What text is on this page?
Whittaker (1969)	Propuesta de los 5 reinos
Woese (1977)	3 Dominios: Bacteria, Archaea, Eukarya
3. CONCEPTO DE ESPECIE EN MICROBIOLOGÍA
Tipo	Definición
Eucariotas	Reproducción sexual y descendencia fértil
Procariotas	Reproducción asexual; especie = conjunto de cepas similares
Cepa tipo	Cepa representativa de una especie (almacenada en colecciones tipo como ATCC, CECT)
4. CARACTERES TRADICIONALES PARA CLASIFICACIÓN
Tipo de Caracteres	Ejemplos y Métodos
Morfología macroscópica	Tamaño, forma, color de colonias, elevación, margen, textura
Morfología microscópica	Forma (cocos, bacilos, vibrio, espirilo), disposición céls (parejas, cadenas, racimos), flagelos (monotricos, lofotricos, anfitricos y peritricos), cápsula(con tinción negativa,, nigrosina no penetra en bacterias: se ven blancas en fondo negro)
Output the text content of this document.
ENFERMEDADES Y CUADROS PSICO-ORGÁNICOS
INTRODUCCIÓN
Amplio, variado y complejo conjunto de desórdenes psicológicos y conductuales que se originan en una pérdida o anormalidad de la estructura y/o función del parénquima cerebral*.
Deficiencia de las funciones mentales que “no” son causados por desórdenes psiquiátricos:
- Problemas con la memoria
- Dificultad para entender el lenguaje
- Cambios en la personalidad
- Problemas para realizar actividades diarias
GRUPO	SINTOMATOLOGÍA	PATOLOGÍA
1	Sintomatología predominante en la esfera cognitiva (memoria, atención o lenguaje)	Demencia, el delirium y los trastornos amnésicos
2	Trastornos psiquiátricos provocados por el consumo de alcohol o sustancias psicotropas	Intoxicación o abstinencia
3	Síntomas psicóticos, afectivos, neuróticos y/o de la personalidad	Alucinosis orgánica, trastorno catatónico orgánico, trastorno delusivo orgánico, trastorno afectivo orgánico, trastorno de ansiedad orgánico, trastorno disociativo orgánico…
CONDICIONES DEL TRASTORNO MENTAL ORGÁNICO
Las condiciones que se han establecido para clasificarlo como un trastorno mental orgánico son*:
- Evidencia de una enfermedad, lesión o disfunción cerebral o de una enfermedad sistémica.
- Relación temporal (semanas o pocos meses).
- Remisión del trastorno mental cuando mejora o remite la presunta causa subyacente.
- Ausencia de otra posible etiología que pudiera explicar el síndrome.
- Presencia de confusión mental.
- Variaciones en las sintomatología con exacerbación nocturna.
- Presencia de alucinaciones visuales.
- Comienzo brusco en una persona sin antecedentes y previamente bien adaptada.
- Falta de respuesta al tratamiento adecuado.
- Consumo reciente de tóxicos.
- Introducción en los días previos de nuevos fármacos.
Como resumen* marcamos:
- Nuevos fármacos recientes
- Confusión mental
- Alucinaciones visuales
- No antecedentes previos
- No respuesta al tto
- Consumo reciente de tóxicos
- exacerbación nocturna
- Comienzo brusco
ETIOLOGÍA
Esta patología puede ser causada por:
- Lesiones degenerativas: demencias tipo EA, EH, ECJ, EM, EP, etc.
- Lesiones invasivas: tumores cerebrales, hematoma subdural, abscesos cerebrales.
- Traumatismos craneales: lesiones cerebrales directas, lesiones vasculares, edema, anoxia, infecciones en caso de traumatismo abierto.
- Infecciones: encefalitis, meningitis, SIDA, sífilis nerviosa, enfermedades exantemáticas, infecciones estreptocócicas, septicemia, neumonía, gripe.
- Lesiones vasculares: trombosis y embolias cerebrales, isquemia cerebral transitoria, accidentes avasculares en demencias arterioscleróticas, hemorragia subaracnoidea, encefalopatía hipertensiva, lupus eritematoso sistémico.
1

|---|

▸ Work to complete:
Nothing may be left out or altered: reproduce the complete listing.

▸ Exercise output:
What text is on this page?
Whittaker (1969)	Propuesta de los 5 reinos
Woese (1977)	3 Dominios: Bacteria, Archaea, Eukarya
3. CONCEPTO DE ESPECIE EN MICROBIOLOGÍA
Tipo	Definición
Eucariotas	Reproducción sexual y descendencia fértil
Procariotas	Reproducción asexual; especie = conjunto de cepas similares
Cepa tipo	Cepa representativa de una especie (almacenada en colecciones tipo como ATCC, CECT)
4. CARACTERES TRADICIONALES PARA CLASIFICACIÓN
Tipo de Caracteres	Ejemplos y Métodos
Morfología macroscópica	Tamaño, forma, color de colonias, elevación, margen, textura
Morfología microscópica	Forma (cocos, bacilos, vibrio, espirilo), disposición céls (parejas, cadenas, racimos), flagelos (monotricos, lofotricos, anfitricos y peritricos), cápsula(con tinción negativa,, nigrosina no penetra en bacterias: se ven blancas en fondo negro)
Output the text content of this document.
ENFERMEDADES Y CUADROS PSICO-ORGÁNICOS
INTRODUCCIÓN
Amplio, variado y complejo conjunto de desórdenes psicológicos y conductuales que se originan en una pérdida o anormalidad de la estructura y/o función del parénquima cerebral*.
Deficiencia de las funciones mentales que “no” son causados por desórdenes psiquiátricos:
- Problemas con la memoria
- Dificultad para entender el lenguaje
- Cambios en la personalidad
- Problemas para realizar actividades diarias
GRUPO	SINTOMATOLOGÍA	PATOLOGÍA
1	Sintomatología predominante en la esfera cognitiva (memoria, atención o lenguaje)	Demencia, el delirium y los trastornos amnésicos
2	Trastornos psiquiátricos provocados por el consumo de alcohol o sustancias psicotropas	Intoxicación o abstinencia
3	Síntomas psicóticos, afectivos, neuróticos y/o de la personalidad	Alucinosis orgánica, trastorno catatónico orgánico, trastorno delusivo orgánico, trastorno afectivo orgánico, trastorno de ansiedad orgánico, trastorno disociativo orgánico…
CONDICIONES DEL TRASTORNO MENTAL ORGÁNICO
Las condiciones que se han establecido para clasificarlo como un trastorno mental orgánico son*:
- Evidencia de una enfermedad, lesión o disfunción cerebral o de una enfermedad sistémica.
- Relación temporal (semanas o pocos meses).
- Remisión del trastorno mental cuando mejora o remite la presunta causa subyacente.
- Ausencia de otra posible etiología que pudiera explicar el síndrome.
- Presencia de confusión mental.
- Variaciones en las sintomatología con exacerbación nocturna.
- Presencia de alucinaciones visuales.
- Comienzo brusco en una persona sin antecedentes y previamente bien adaptada.
- Falta de respuesta al tratamiento adecuado.
- Consumo reciente de tóxicos.
- Introducción en los días previos de nuevos fármacos.
Como resumen* marcamos:
- Nuevos fármacos recientes
- Confusión mental
- Alucinaciones visuales
- No antecedentes previos
- No respuesta al tto
- Consumo reciente de tóxicos
- exacerbación nocturna
- Comienzo brusco
ETIOLOGÍA
Esta patología puede ser causada por:
- Lesiones degenerativas: demencias tipo EA, EH, ECJ, EM, EP, etc.
- Lesiones invasivas: tumores cerebrales, hematoma subdural, abscesos cerebrales.
- Traumatismos craneales: lesiones cerebrales directas, lesiones vasculares, edema, anoxia, infecciones en caso de traumatismo abierto.
- Infecciones: encefalitis, meningitis, SIDA, sífilis nerviosa, enfermedades exantemáticas, infecciones estreptocócicas, septicemia, neumonía, gripe.
- Lesiones vasculares: trombosis y embolias cerebrales, isquemia cerebral transitoria, accidentes avasculares en demencias arterioscleróticas, hemorragia subaracnoidea, encefalopatía hipertensiva, lupus eritematoso sistémico.
1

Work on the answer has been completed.